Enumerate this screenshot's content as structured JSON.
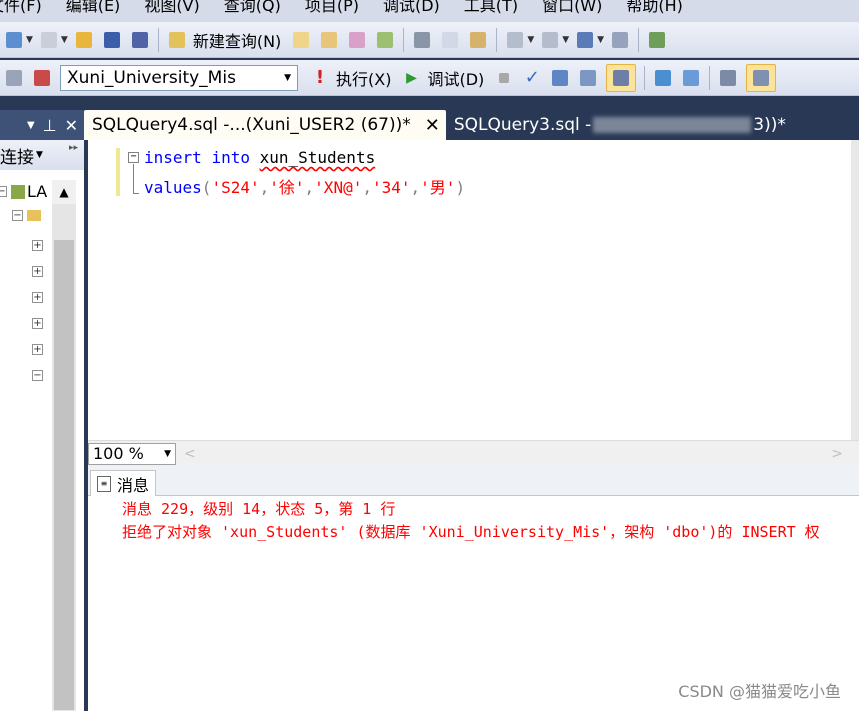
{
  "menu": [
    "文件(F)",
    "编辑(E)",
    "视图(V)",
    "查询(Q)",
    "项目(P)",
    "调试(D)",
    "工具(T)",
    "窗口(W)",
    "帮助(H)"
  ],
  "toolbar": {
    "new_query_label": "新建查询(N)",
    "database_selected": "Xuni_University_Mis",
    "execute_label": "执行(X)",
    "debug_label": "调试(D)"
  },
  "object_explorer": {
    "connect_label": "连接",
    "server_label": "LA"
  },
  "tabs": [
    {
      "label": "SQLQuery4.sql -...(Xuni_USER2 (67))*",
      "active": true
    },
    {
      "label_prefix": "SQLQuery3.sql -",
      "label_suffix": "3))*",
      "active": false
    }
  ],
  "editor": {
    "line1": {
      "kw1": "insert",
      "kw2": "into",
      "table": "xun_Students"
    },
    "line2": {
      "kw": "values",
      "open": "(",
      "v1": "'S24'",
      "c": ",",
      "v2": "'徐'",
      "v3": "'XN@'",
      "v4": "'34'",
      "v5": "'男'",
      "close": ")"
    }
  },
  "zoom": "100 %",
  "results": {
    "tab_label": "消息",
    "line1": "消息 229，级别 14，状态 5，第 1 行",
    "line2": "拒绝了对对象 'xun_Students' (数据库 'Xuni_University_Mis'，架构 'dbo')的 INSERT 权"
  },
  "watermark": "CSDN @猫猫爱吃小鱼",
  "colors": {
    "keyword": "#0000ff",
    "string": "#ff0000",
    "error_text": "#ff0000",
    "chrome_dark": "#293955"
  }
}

++++++

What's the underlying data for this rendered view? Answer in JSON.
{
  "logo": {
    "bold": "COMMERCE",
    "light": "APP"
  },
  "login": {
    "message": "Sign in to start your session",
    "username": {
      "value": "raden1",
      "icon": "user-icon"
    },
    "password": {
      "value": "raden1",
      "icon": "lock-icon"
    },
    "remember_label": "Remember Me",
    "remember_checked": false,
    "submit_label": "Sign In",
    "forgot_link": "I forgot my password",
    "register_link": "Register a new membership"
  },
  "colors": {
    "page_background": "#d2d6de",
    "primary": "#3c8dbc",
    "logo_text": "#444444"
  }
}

++++++

> [Your goal]:
Count every line above that holds the word "this", and state the number and nothing more.

> [Answer below]:
2